::: Records shown :::
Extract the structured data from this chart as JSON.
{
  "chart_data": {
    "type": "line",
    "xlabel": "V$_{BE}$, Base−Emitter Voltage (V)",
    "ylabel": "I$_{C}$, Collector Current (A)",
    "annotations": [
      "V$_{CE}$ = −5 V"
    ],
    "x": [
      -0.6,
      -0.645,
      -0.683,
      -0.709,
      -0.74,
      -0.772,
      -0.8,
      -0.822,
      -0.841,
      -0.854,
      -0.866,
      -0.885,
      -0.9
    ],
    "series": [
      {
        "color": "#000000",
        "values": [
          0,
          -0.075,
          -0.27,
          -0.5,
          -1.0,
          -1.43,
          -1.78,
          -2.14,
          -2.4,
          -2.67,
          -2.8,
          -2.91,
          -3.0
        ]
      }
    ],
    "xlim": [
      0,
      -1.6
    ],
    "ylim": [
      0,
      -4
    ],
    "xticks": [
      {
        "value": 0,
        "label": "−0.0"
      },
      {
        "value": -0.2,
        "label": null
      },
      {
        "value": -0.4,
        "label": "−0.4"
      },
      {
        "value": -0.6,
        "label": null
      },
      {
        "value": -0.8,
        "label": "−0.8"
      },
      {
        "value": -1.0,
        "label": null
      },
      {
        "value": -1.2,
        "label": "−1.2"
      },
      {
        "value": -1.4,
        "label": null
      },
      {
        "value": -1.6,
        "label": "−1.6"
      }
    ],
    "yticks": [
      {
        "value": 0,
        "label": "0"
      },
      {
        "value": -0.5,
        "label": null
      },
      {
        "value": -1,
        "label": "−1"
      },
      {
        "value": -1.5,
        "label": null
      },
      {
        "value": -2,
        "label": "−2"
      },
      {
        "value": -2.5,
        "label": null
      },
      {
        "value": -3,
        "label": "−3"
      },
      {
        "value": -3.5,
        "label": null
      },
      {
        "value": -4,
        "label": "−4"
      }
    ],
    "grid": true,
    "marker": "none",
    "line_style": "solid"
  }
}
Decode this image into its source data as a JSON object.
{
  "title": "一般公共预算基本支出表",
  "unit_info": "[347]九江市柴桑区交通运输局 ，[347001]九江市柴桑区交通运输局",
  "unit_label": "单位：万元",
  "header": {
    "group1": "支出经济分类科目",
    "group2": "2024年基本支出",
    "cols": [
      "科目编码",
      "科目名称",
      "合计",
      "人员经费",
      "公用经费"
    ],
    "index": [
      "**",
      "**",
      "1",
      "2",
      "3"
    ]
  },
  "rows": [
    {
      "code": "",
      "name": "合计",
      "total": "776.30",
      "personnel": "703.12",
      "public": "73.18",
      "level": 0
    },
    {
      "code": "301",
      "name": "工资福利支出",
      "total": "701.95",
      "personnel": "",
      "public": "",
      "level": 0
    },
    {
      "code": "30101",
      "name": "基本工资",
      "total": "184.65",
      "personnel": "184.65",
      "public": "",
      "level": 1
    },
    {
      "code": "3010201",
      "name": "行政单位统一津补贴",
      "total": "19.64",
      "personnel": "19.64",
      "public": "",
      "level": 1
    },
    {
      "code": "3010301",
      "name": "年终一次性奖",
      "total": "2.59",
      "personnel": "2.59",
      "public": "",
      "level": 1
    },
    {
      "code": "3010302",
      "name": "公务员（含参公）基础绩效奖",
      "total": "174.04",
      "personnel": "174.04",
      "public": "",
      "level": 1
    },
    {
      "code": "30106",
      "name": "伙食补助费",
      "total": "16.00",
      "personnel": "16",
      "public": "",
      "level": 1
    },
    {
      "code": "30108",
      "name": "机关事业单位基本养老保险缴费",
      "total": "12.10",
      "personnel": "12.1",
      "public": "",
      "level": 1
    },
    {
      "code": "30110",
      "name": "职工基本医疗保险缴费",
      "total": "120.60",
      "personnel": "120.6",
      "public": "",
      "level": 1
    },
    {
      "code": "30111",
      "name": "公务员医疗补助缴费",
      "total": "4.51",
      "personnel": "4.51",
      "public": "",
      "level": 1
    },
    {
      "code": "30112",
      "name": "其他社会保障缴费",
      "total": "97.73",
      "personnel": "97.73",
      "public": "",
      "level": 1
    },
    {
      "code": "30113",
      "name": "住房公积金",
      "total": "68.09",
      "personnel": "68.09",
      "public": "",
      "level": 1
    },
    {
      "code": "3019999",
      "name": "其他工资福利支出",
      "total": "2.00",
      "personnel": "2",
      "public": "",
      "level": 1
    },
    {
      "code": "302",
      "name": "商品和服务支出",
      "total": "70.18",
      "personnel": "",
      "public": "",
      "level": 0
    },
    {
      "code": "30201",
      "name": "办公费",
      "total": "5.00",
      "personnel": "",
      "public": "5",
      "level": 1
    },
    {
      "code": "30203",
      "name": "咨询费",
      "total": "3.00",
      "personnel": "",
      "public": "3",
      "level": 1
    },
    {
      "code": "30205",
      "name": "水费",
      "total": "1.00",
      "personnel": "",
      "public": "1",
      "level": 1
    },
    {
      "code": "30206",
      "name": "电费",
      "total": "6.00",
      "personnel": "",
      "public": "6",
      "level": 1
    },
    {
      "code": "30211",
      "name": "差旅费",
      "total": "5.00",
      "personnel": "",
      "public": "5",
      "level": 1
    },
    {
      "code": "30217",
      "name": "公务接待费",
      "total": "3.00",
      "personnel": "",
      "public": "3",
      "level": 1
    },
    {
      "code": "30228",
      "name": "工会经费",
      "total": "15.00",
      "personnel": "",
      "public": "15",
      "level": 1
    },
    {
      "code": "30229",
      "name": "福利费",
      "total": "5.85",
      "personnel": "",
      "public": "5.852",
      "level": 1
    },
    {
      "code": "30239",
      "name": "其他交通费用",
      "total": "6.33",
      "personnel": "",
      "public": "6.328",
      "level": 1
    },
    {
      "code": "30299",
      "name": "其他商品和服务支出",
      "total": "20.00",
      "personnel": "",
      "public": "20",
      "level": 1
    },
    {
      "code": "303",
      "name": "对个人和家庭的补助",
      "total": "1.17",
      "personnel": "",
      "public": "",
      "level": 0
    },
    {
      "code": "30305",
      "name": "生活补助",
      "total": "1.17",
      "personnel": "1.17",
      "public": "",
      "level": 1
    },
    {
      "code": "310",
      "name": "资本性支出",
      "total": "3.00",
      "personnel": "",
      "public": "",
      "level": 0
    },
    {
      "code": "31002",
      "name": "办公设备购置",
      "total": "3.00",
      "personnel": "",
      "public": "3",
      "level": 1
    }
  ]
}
:::
Set problem: Identify every line where the string "JSON" appears.

Answer in full:
Extract the structured data from this chart as JSON.
Decode this image into its source data as a JSON object.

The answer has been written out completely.